- Requirement
Return all lines where the word "Diffusion" can be found.

Figure dataset records
-- START --

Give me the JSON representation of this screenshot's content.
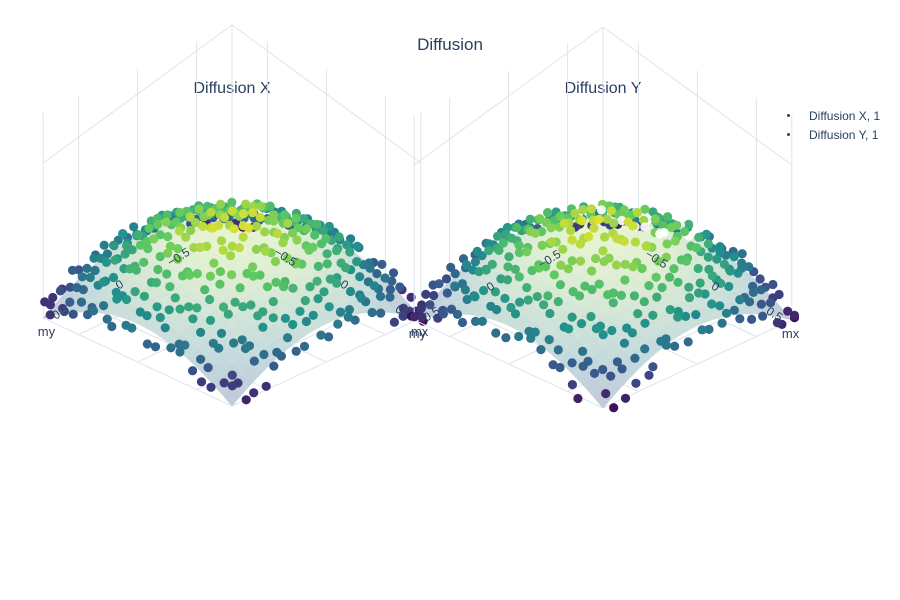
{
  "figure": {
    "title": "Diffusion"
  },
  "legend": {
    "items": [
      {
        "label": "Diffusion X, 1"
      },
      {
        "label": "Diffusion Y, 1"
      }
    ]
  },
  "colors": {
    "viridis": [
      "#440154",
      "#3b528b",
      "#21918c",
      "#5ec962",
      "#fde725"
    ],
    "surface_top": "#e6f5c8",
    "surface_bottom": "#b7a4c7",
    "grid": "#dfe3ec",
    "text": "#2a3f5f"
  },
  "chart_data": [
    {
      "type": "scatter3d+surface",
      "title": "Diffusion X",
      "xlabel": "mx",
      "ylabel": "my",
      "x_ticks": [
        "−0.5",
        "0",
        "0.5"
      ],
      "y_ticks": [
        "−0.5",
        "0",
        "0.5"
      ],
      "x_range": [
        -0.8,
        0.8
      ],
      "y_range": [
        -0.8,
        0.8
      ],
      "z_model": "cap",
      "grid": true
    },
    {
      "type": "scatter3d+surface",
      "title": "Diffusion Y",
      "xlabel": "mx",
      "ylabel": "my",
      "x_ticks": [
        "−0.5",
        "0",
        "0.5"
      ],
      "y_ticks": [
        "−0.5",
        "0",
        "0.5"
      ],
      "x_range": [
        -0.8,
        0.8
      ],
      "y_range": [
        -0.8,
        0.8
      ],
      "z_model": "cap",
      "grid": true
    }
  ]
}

-- END --

- Output of the task
    "title": "Diffusion"
        "label": "Diffusion X, 1"
        "label": "Diffusion Y, 1"
      "title": "Diffusion X",
      "title": "Diffusion Y",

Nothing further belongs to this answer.